### [WHAT NEEDS TO BE DONE]
Isolate every line in the records below with "Students" in it.

### [INFORMATION SUPPLIED]
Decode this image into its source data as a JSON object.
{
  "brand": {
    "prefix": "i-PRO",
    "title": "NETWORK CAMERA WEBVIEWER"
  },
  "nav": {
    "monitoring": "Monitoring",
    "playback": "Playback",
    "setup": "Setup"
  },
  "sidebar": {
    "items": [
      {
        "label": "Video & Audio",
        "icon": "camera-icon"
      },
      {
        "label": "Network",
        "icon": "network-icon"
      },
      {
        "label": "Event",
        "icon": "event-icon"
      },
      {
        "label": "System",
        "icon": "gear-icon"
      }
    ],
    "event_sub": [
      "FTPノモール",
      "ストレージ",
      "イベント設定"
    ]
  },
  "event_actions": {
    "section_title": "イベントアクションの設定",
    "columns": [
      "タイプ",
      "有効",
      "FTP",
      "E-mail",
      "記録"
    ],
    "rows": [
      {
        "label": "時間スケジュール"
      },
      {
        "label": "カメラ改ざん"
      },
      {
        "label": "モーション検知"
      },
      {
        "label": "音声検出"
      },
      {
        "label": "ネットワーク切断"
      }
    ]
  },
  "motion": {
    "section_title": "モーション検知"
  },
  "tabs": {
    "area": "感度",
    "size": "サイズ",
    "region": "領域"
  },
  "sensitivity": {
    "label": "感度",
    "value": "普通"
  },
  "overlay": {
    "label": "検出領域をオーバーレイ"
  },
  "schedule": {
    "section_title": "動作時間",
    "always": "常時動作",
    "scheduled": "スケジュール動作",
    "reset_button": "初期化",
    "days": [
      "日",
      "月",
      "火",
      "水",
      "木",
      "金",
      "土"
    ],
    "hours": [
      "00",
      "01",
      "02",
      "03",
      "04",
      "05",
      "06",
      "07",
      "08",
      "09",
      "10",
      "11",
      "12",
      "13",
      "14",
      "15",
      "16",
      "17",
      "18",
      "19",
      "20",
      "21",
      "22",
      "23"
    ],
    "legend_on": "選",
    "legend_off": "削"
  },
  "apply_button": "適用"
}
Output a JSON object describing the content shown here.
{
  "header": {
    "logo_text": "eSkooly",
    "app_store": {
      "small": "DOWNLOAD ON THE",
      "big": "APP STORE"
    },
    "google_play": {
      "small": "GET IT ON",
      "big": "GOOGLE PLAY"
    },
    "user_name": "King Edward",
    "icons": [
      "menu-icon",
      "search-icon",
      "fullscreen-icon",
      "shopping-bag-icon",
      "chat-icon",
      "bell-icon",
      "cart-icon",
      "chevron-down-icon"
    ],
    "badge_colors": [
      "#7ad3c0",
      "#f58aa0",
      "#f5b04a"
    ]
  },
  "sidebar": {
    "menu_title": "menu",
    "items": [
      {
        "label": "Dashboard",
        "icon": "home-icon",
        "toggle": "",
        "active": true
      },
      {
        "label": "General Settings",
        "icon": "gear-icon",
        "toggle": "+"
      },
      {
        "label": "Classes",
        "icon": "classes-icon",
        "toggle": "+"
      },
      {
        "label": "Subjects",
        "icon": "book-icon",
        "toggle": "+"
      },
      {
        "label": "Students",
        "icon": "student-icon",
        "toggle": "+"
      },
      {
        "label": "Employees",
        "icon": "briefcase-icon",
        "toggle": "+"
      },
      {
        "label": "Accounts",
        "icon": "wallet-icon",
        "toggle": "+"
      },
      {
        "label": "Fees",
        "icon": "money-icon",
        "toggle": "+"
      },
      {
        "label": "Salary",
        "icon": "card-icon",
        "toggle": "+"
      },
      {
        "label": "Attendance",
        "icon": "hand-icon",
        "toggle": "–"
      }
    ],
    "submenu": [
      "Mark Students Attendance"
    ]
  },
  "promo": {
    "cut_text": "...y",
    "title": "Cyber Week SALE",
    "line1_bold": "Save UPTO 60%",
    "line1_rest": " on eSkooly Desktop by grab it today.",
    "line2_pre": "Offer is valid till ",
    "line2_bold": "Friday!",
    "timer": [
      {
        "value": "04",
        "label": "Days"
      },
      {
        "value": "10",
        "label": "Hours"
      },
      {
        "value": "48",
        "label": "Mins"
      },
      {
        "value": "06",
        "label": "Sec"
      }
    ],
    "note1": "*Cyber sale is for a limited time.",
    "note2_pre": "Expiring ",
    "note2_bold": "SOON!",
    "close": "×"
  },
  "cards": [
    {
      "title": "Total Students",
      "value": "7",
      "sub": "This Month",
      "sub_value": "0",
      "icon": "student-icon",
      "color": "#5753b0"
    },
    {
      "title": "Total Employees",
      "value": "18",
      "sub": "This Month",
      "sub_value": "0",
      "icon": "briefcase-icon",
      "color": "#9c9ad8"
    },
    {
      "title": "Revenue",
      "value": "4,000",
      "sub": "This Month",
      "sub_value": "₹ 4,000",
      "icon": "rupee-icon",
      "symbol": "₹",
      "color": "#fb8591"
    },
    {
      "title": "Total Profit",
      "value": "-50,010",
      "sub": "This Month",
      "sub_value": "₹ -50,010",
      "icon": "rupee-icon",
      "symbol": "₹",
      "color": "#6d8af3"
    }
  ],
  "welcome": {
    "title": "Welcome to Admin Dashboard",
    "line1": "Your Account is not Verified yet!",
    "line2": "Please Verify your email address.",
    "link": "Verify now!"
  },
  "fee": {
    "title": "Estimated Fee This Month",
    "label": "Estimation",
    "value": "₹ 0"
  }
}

### [SOLUTION]
        "label": "Students",
      "Mark Students Attendance"
      "title": "Total Students",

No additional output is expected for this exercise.